» Extracted information
----------------------------------------
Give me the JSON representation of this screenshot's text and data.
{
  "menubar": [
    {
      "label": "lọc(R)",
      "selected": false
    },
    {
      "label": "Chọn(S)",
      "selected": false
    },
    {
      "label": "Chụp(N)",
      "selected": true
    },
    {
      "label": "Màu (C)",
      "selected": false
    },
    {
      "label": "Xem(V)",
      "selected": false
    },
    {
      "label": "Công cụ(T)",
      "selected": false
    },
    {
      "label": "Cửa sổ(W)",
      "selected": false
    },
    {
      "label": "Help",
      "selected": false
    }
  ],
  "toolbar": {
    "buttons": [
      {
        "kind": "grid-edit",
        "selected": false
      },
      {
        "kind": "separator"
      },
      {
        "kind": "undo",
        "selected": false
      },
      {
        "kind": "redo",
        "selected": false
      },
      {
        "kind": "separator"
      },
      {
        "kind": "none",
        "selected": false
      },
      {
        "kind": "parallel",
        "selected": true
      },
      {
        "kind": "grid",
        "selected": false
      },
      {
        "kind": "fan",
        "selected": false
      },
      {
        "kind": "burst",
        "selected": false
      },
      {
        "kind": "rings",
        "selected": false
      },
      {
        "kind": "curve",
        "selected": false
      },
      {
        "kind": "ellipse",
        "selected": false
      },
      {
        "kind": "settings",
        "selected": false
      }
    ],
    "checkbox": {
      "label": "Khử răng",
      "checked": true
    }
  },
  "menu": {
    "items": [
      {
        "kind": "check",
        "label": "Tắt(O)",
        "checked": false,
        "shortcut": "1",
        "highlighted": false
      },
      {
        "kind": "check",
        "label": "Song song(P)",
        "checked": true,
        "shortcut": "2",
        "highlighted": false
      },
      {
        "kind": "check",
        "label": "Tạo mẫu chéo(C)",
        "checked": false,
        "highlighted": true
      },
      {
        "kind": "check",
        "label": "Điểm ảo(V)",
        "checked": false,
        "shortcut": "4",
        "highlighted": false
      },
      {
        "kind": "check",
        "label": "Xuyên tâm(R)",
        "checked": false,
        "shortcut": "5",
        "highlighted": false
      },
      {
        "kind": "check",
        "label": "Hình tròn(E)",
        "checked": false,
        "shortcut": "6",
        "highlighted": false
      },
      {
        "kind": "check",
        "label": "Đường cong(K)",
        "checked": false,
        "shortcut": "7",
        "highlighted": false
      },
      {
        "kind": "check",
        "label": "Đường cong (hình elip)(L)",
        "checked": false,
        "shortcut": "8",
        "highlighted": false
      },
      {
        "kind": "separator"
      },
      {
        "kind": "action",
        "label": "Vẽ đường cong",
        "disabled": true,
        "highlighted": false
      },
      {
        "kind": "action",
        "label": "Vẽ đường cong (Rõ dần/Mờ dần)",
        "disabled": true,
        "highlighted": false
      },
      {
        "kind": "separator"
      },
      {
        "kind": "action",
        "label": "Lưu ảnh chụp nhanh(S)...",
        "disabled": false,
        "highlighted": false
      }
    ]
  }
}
----------------------------------------
» Exercise goal
The listing above should be transcribed in full, exactly as written.

» Exercise output
Give me the JSON representation of this screenshot's text and data.
{
  "menubar": [
    {
      "label": "lọc(R)",
      "selected": false
    },
    {
      "label": "Chọn(S)",
      "selected": false
    },
    {
      "label": "Chụp(N)",
      "selected": true
    },
    {
      "label": "Màu (C)",
      "selected": false
    },
    {
      "label": "Xem(V)",
      "selected": false
    },
    {
      "label": "Công cụ(T)",
      "selected": false
    },
    {
      "label": "Cửa sổ(W)",
      "selected": false
    },
    {
      "label": "Help",
      "selected": false
    }
  ],
  "toolbar": {
    "buttons": [
      {
        "kind": "grid-edit",
        "selected": false
      },
      {
        "kind": "separator"
      },
      {
        "kind": "undo",
        "selected": false
      },
      {
        "kind": "redo",
        "selected": false
      },
      {
        "kind": "separator"
      },
      {
        "kind": "none",
        "selected": false
      },
      {
        "kind": "parallel",
        "selected": true
      },
      {
        "kind": "grid",
        "selected": false
      },
      {
        "kind": "fan",
        "selected": false
      },
      {
        "kind": "burst",
        "selected": false
      },
      {
        "kind": "rings",
        "selected": false
      },
      {
        "kind": "curve",
        "selected": false
      },
      {
        "kind": "ellipse",
        "selected": false
      },
      {
        "kind": "settings",
        "selected": false
      }
    ],
    "checkbox": {
      "label": "Khử răng",
      "checked": true
    }
  },
  "menu": {
    "items": [
      {
        "kind": "check",
        "label": "Tắt(O)",
        "checked": false,
        "shortcut": "1",
        "highlighted": false
      },
      {
        "kind": "check",
        "label": "Song song(P)",
        "checked": true,
        "shortcut": "2",
        "highlighted": false
      },
      {
        "kind": "check",
        "label": "Tạo mẫu chéo(C)",
        "checked": false,
        "highlighted": true
      },
      {
        "kind": "check",
        "label": "Điểm ảo(V)",
        "checked": false,
        "shortcut": "4",
        "highlighted": false
      },
      {
        "kind": "check",
        "label": "Xuyên tâm(R)",
        "checked": false,
        "shortcut": "5",
        "highlighted": false
      },
      {
        "kind": "check",
        "label": "Hình tròn(E)",
        "checked": false,
        "shortcut": "6",
        "highlighted": false
      },
      {
        "kind": "check",
        "label": "Đường cong(K)",
        "checked": false,
        "shortcut": "7",
        "highlighted": false
      },
      {
        "kind": "check",
        "label": "Đường cong (hình elip)(L)",
        "checked": false,
        "shortcut": "8",
        "highlighted": false
      },
      {
        "kind": "separator"
      },
      {
        "kind": "action",
        "label": "Vẽ đường cong",
        "disabled": true,
        "highlighted": false
      },
      {
        "kind": "action",
        "label": "Vẽ đường cong (Rõ dần/Mờ dần)",
        "disabled": true,
        "highlighted": false
      },
      {
        "kind": "separator"
      },
      {
        "kind": "action",
        "label": "Lưu ảnh chụp nhanh(S)...",
        "disabled": false,
        "highlighted": false
      }
    ]
  }
}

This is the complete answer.